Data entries
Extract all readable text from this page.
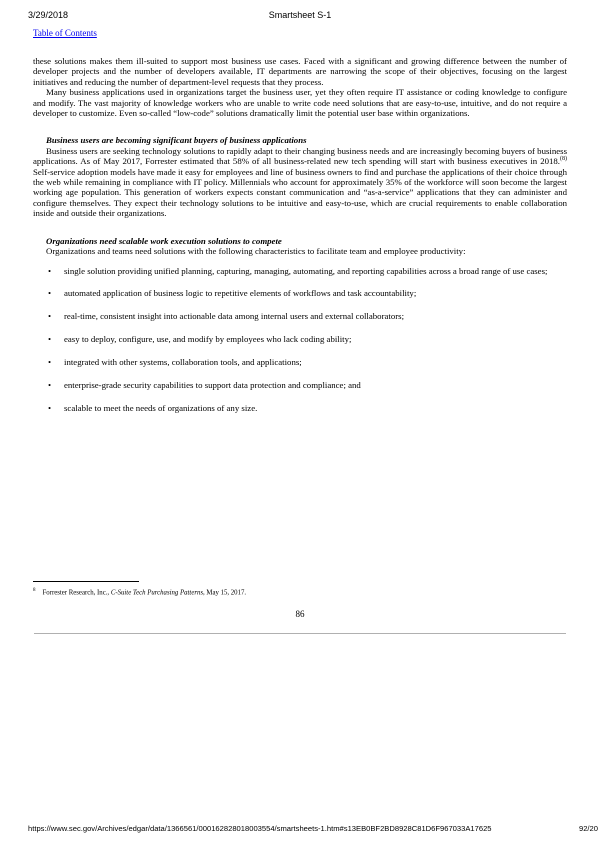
3/29/2018	Smartsheet S-1
Table of Contents

these solutions makes them ill-suited to support most business use cases. Faced with a significant and growing difference between the number of developer projects and the number of developers available, IT departments are narrowing the scope of their objectives, focusing on the largest initiatives and reducing the number of department-level requests that they process.

Many business applications used in organizations target the business user, yet they often require IT assistance or coding knowledge to configure and modify. The vast majority of knowledge workers who are unable to write code need solutions that are easy-to-use, intuitive, and do not require a developer to customize. Even so-called “low-code” solutions dramatically limit the potential user base within organizations.

Business users are becoming significant buyers of business applications

Business users are seeking technology solutions to rapidly adapt to their changing business needs and are increasingly becoming buyers of business applications. As of May 2017, Forrester estimated that 58% of all business-related new tech spending will start with business executives in 2018.$^{(8)}$ Self-service adoption models have made it easy for employees and line of business owners to find and purchase the applications of their choice through the web while remaining in compliance with IT policy. Millennials who account for approximately 35% of the workforce will soon become the largest working age population. This generation of workers expects constant communication and “as-a-service” applications that they can administer and configure themselves. They expect their technology solutions to be intuitive and easy-to-use, which are crucial requirements to enable collaboration inside and outside their organizations.

Organizations need scalable work execution solutions to compete

Organizations and teams need solutions with the following characteristics to facilitate team and employee productivity:

• single solution providing unified planning, capturing, managing, automating, and reporting capabilities across a broad range of use cases;
• automated application of business logic to repetitive elements of workflows and task accountability;
• real-time, consistent insight into actionable data among internal users and external collaborators;
• easy to deploy, configure, use, and modify by employees who lack coding ability;
• integrated with other systems, collaboration tools, and applications;
• enterprise-grade security capabilities to support data protection and compliance; and
• scalable to meet the needs of organizations of any size.
$^8$ Forrester Research, Inc., C-Suite Tech Purchasing Patterns, May 15, 2017.
86
https://www.sec.gov/Archives/edgar/data/1366561/000162828018003554/smartsheets-1.htm#s13EB0BF2BD8928C81D6F967033A17625	92/20
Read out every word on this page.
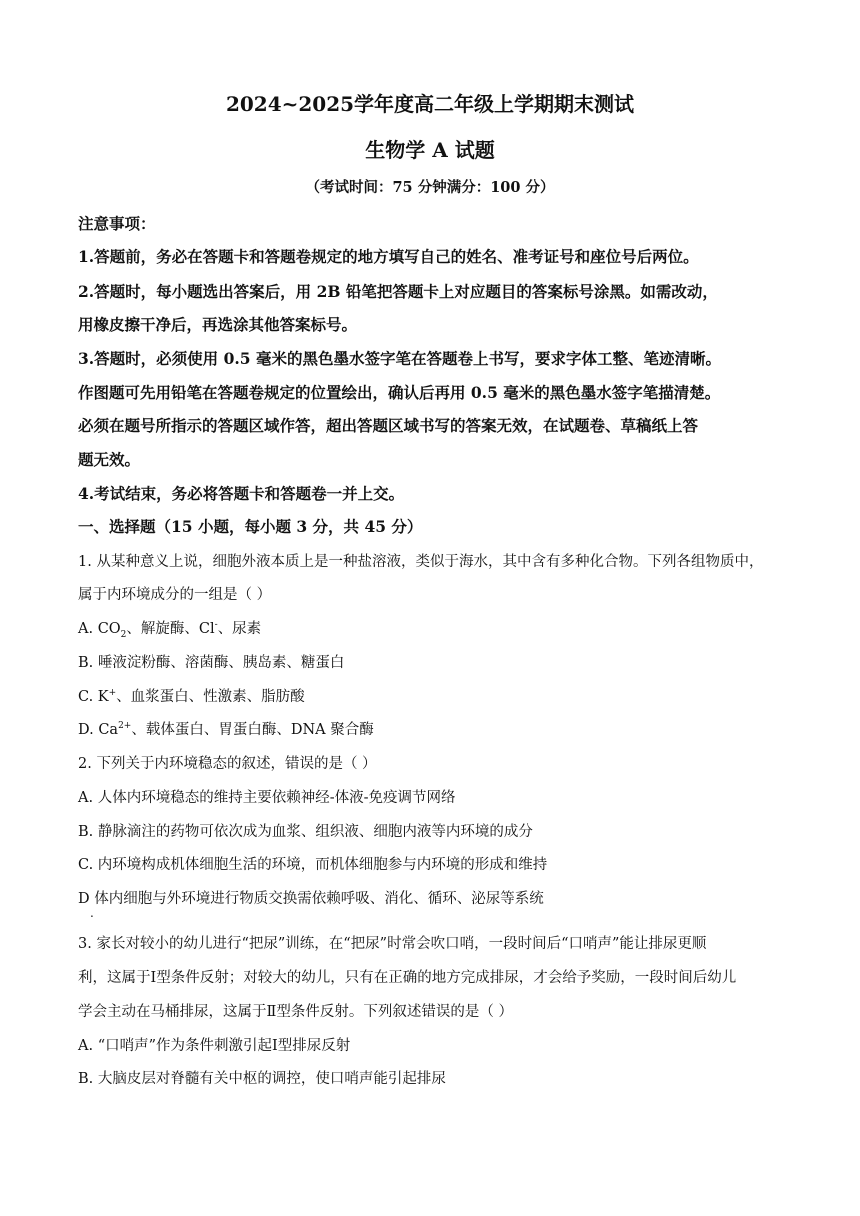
2024~2025学年度高二年级上学期期末测试
生物学 A 试题
（考试时间：75 分钟满分：100 分）
注意事项：
1.答题前，务必在答题卡和答题卷规定的地方填写自己的姓名、准考证号和座位号后两位。
2.答题时，每小题选出答案后，用 2B 铅笔把答题卡上对应题目的答案标号涂黑。如需改动，
用橡皮擦干净后，再选涂其他答案标号。
3.答题时，必须使用 0.5 毫米的黑色墨水签字笔在答题卷上书写，要求字体工整、笔迹清晰。
作图题可先用铅笔在答题卷规定的位置绘出，确认后再用 0.5 毫米的黑色墨水签字笔描清楚。
必须在题号所指示的答题区域作答，超出答题区域书写的答案无效，在试题卷、草稿纸上答
题无效。
4.考试结束，务必将答题卡和答题卷一并上交。
一、选择题（15 小题，每小题 3 分，共 45 分）
1. 从某种意义上说，细胞外液本质上是一种盐溶液，类似于海水，其中含有多种化合物。下列各组物质中，
属于内环境成分的一组是（ ）
A. $CO_2$、解旋酶、Cl-、尿素
B. 唾液淀粉酶、溶菌酶、胰岛素、糖蛋白
C. K+、血浆蛋白、性激素、脂肪酸
D. $Ca^{2+}$、载体蛋白、胃蛋白酶、DNA 聚合酶
2. 下列关于内环境稳态的叙述，错误的是（ ）
A. 人体内环境稳态的维持主要依赖神经-体液-免疫调节网络
B. 静脉滴注的药物可依次成为血浆、组织液、细胞内液等内环境的成分
C. 内环境构成机体细胞生活的环境，而机体细胞参与内环境的形成和维持
D 体内细胞与外环境进行物质交换需依赖呼吸、消化、循环、泌尿等系统
.
3. 家长对较小的幼儿进行“把尿”训练，在“把尿”时常会吹口哨，一段时间后“口哨声”能让排尿更顺
利，这属于Ⅰ型条件反射；对较大的幼儿，只有在正确的地方完成排尿，才会给予奖励，一段时间后幼儿
学会主动在马桶排尿，这属于Ⅱ型条件反射。下列叙述错误的是（ ）
A. “口哨声”作为条件刺激引起Ⅰ型排尿反射
B. 大脑皮层对脊髓有关中枢的调控，使口哨声能引起排尿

- YOUR INSTRUCTIONS -
Tally up how many lines in the preceding listing contain the word "collaboration". Give nothing but the number.

- FINISHED TASK -
2